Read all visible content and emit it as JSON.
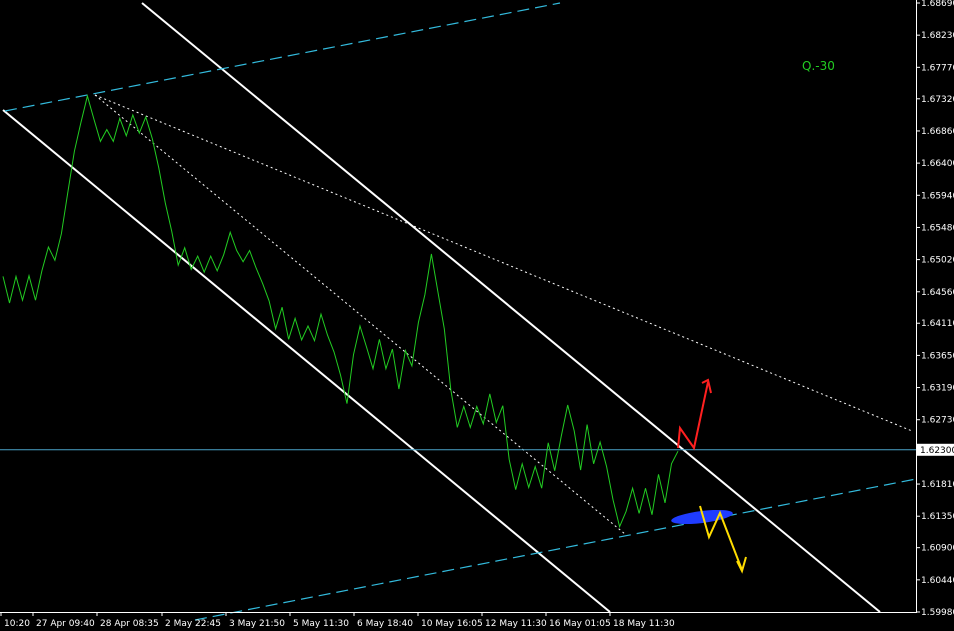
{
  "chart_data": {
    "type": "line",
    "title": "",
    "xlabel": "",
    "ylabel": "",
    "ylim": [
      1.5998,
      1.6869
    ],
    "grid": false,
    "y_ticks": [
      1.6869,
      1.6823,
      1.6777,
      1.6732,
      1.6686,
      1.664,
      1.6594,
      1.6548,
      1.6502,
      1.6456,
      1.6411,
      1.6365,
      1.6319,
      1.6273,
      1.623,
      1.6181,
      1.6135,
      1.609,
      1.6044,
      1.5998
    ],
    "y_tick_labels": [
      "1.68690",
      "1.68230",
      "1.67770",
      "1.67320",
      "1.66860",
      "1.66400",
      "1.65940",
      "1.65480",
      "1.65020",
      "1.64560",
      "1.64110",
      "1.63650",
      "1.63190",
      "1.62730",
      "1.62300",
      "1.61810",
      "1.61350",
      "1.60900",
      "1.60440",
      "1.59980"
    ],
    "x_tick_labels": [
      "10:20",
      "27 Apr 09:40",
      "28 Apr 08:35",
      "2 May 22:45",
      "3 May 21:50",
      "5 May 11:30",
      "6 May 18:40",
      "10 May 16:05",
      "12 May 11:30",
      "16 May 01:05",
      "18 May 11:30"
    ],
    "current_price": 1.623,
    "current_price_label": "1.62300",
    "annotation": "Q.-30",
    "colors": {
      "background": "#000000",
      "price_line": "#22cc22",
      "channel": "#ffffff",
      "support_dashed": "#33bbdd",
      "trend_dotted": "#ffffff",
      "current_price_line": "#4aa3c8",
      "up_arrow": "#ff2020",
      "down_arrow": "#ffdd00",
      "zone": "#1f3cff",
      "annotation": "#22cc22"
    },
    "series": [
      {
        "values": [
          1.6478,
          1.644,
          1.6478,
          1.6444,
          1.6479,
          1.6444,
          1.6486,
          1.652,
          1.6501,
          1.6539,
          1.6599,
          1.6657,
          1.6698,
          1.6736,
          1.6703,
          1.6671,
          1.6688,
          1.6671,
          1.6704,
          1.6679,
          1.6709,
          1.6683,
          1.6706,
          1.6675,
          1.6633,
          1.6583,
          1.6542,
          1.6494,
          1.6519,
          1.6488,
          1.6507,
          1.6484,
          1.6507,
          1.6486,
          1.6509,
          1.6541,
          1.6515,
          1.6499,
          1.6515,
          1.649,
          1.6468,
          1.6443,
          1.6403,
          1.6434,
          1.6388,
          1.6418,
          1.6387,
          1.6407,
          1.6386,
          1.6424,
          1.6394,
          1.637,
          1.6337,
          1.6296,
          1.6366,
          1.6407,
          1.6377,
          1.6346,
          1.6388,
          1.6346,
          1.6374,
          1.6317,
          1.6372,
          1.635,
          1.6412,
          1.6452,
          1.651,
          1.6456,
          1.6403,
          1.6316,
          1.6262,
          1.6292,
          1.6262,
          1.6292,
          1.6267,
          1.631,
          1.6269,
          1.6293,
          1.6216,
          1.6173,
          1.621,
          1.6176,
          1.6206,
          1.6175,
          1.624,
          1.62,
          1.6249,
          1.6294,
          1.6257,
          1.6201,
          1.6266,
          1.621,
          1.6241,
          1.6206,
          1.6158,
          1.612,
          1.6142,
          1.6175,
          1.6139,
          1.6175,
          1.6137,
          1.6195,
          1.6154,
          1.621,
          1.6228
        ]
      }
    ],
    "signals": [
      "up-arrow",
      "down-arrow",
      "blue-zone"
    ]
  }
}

Do this:
Output all of the data exactly as it stands, minus any images.

Final result:
Read all visible content and emit it as JSON.
{
  "chart_data": {
    "type": "line",
    "title": "",
    "xlabel": "",
    "ylabel": "",
    "ylim": [
      1.5998,
      1.6869
    ],
    "grid": false,
    "y_ticks": [
      1.6869,
      1.6823,
      1.6777,
      1.6732,
      1.6686,
      1.664,
      1.6594,
      1.6548,
      1.6502,
      1.6456,
      1.6411,
      1.6365,
      1.6319,
      1.6273,
      1.623,
      1.6181,
      1.6135,
      1.609,
      1.6044,
      1.5998
    ],
    "y_tick_labels": [
      "1.68690",
      "1.68230",
      "1.67770",
      "1.67320",
      "1.66860",
      "1.66400",
      "1.65940",
      "1.65480",
      "1.65020",
      "1.64560",
      "1.64110",
      "1.63650",
      "1.63190",
      "1.62730",
      "1.62300",
      "1.61810",
      "1.61350",
      "1.60900",
      "1.60440",
      "1.59980"
    ],
    "x_tick_labels": [
      "10:20",
      "27 Apr 09:40",
      "28 Apr 08:35",
      "2 May 22:45",
      "3 May 21:50",
      "5 May 11:30",
      "6 May 18:40",
      "10 May 16:05",
      "12 May 11:30",
      "16 May 01:05",
      "18 May 11:30"
    ],
    "current_price": 1.623,
    "current_price_label": "1.62300",
    "annotation": "Q.-30",
    "colors": {
      "background": "#000000",
      "price_line": "#22cc22",
      "channel": "#ffffff",
      "support_dashed": "#33bbdd",
      "trend_dotted": "#ffffff",
      "current_price_line": "#4aa3c8",
      "up_arrow": "#ff2020",
      "down_arrow": "#ffdd00",
      "zone": "#1f3cff",
      "annotation": "#22cc22"
    },
    "series": [
      {
        "values": [
          1.6478,
          1.644,
          1.6478,
          1.6444,
          1.6479,
          1.6444,
          1.6486,
          1.652,
          1.6501,
          1.6539,
          1.6599,
          1.6657,
          1.6698,
          1.6736,
          1.6703,
          1.6671,
          1.6688,
          1.6671,
          1.6704,
          1.6679,
          1.6709,
          1.6683,
          1.6706,
          1.6675,
          1.6633,
          1.6583,
          1.6542,
          1.6494,
          1.6519,
          1.6488,
          1.6507,
          1.6484,
          1.6507,
          1.6486,
          1.6509,
          1.6541,
          1.6515,
          1.6499,
          1.6515,
          1.649,
          1.6468,
          1.6443,
          1.6403,
          1.6434,
          1.6388,
          1.6418,
          1.6387,
          1.6407,
          1.6386,
          1.6424,
          1.6394,
          1.637,
          1.6337,
          1.6296,
          1.6366,
          1.6407,
          1.6377,
          1.6346,
          1.6388,
          1.6346,
          1.6374,
          1.6317,
          1.6372,
          1.635,
          1.6412,
          1.6452,
          1.651,
          1.6456,
          1.6403,
          1.6316,
          1.6262,
          1.6292,
          1.6262,
          1.6292,
          1.6267,
          1.631,
          1.6269,
          1.6293,
          1.6216,
          1.6173,
          1.621,
          1.6176,
          1.6206,
          1.6175,
          1.624,
          1.62,
          1.6249,
          1.6294,
          1.6257,
          1.6201,
          1.6266,
          1.621,
          1.6241,
          1.6206,
          1.6158,
          1.612,
          1.6142,
          1.6175,
          1.6139,
          1.6175,
          1.6137,
          1.6195,
          1.6154,
          1.621,
          1.6228
        ]
      }
    ],
    "signals": [
      "up-arrow",
      "down-arrow",
      "blue-zone"
    ]
  }
}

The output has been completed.